[begin Provided material]
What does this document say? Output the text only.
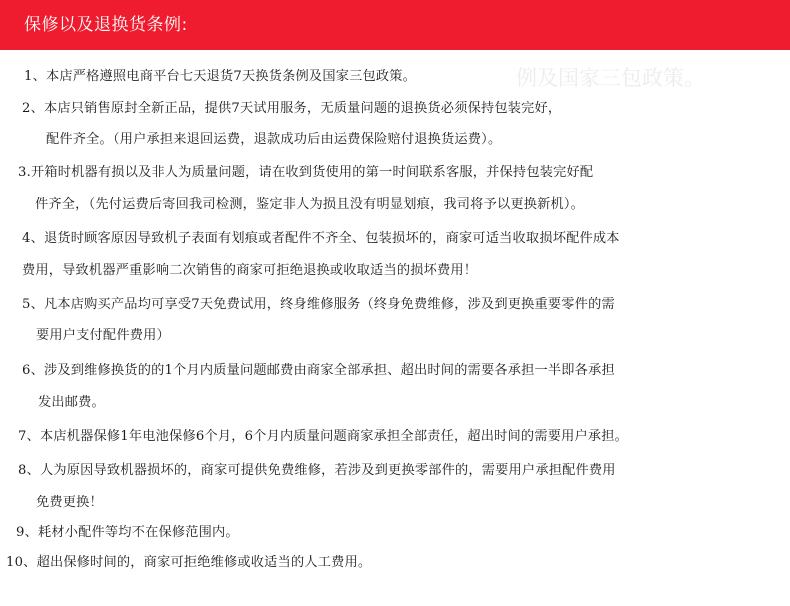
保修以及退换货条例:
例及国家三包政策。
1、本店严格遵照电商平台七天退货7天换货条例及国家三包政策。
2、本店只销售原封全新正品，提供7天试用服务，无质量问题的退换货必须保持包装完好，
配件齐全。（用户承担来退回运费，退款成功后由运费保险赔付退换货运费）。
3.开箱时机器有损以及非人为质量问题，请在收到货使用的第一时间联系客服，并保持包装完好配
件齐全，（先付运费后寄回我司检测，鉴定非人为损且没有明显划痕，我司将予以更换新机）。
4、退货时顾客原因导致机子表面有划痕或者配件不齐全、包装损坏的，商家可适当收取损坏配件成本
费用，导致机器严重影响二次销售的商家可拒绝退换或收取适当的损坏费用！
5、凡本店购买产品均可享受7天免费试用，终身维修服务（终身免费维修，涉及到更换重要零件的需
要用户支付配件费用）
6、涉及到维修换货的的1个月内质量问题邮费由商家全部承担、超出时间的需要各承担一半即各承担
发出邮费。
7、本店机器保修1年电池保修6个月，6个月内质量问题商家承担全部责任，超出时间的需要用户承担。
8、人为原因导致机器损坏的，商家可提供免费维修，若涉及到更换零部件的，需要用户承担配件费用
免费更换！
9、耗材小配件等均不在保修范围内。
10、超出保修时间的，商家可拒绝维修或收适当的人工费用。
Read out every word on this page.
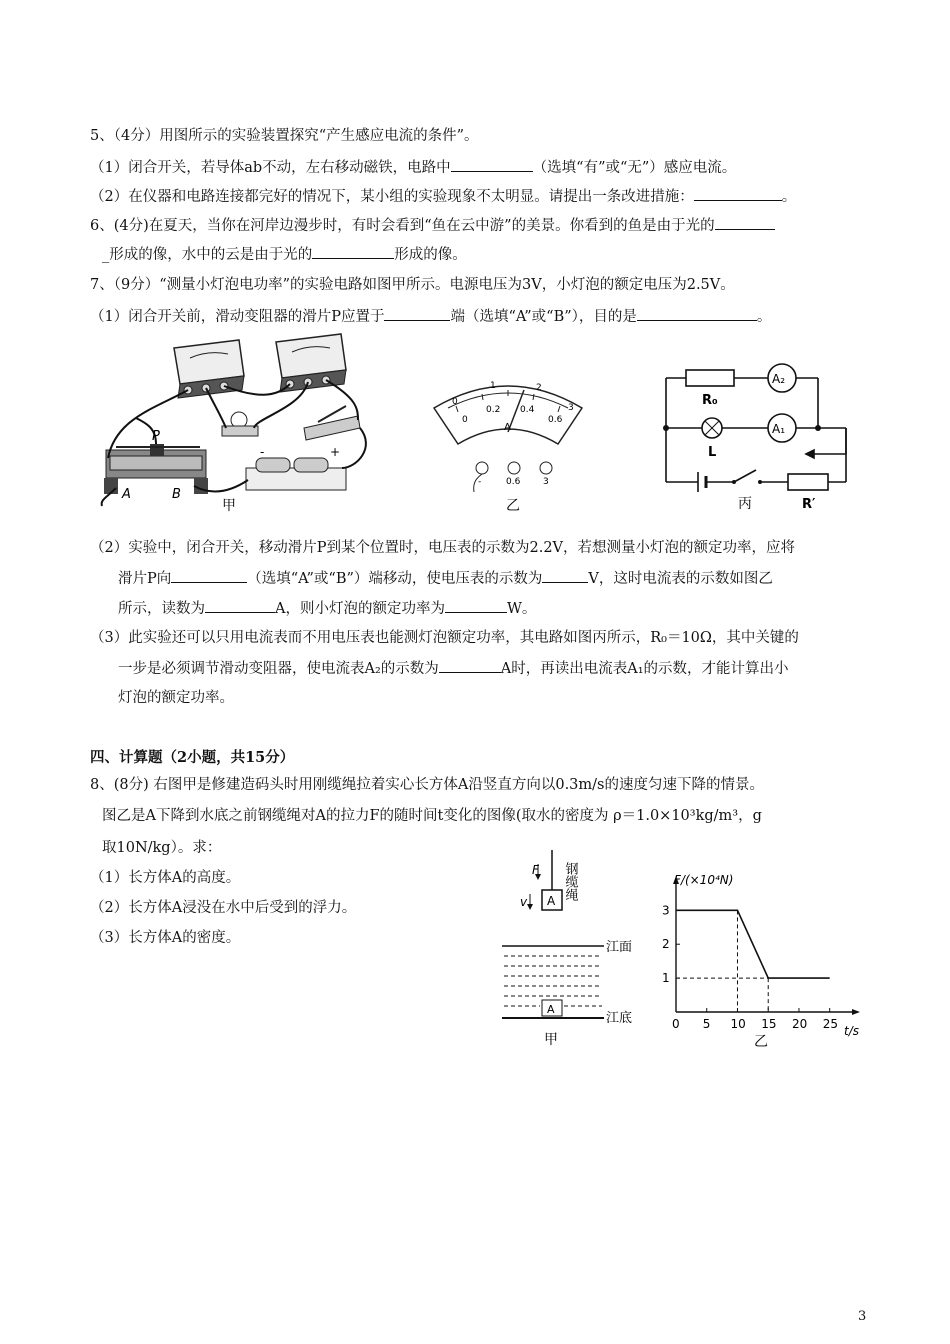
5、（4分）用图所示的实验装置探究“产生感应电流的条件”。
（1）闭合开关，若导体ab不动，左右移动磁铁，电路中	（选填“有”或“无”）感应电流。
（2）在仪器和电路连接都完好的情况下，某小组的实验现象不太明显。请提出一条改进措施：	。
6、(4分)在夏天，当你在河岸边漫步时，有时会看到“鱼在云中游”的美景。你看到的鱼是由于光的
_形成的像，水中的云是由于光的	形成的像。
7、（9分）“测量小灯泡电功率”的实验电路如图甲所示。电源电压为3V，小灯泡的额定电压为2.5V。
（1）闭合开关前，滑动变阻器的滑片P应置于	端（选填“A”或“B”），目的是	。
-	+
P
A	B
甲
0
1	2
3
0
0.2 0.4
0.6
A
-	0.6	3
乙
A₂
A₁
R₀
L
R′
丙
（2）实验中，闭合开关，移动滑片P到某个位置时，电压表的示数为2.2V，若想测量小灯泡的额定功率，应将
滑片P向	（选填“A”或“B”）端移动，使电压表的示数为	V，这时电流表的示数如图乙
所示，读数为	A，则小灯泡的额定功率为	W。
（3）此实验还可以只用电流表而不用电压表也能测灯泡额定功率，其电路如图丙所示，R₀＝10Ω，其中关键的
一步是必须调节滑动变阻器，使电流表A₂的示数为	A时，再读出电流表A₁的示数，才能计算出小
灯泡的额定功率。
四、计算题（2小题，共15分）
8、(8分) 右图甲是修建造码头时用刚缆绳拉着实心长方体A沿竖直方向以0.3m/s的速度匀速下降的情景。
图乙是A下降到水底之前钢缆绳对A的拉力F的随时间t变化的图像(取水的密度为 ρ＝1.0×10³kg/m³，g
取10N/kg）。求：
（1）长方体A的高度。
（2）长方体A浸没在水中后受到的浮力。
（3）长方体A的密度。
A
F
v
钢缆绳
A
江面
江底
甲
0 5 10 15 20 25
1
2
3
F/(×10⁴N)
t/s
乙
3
[end Provided material]
[begin Provided material]
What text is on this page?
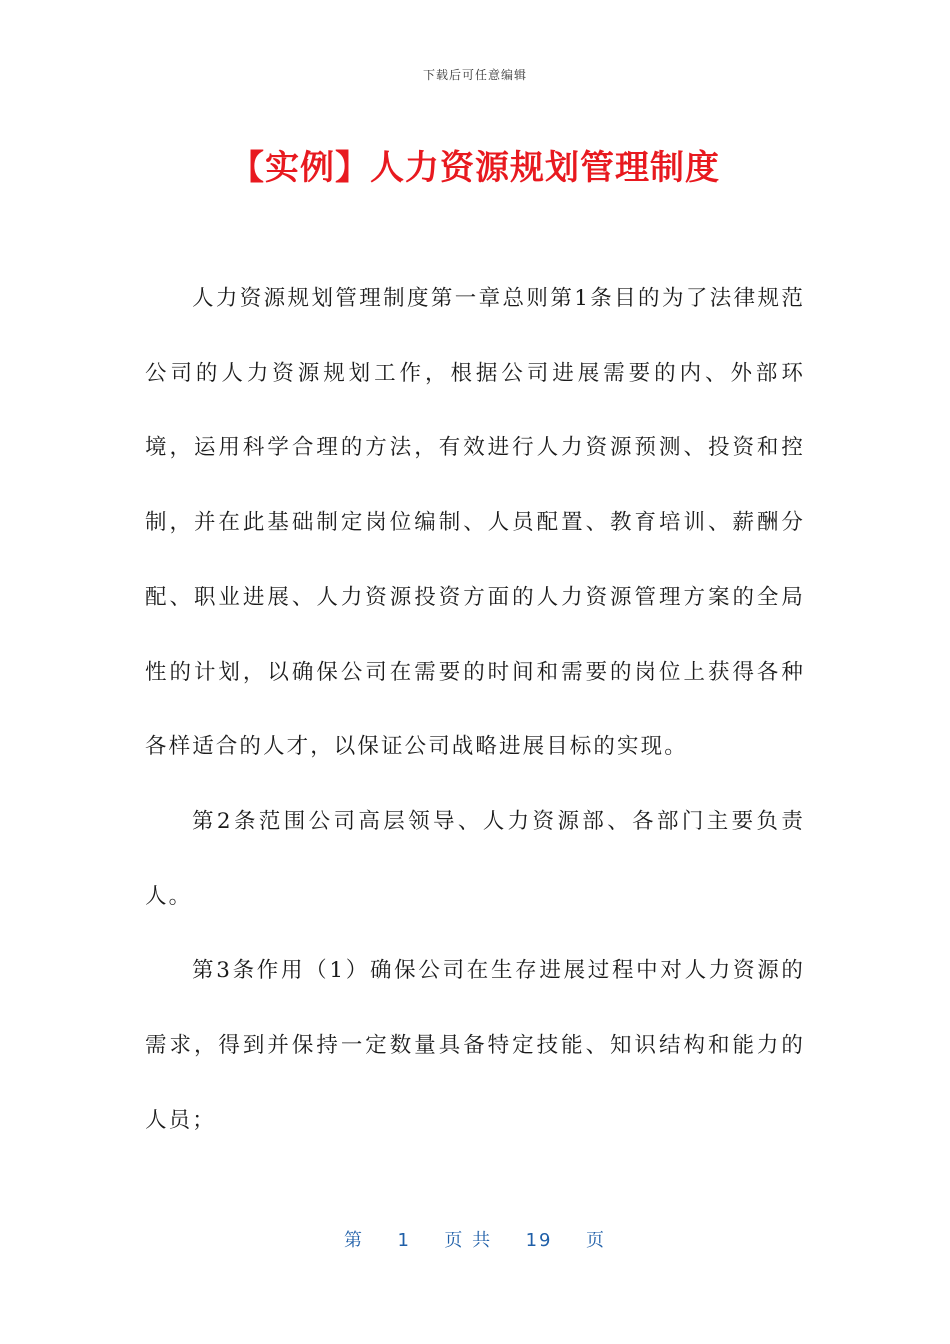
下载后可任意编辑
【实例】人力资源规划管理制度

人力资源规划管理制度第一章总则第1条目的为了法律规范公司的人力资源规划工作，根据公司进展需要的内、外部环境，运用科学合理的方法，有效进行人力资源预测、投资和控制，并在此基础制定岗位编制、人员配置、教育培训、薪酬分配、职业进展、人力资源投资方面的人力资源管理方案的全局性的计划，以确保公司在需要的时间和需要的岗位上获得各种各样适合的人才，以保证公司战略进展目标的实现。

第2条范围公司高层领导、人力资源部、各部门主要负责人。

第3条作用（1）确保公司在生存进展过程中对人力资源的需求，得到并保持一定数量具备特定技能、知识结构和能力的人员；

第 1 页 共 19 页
[end Provided material]
## Job
Filter the data for the string "text" and copy every line that has it.

## Exercise answer
What does this document say? Output the text only.
What text is on this page?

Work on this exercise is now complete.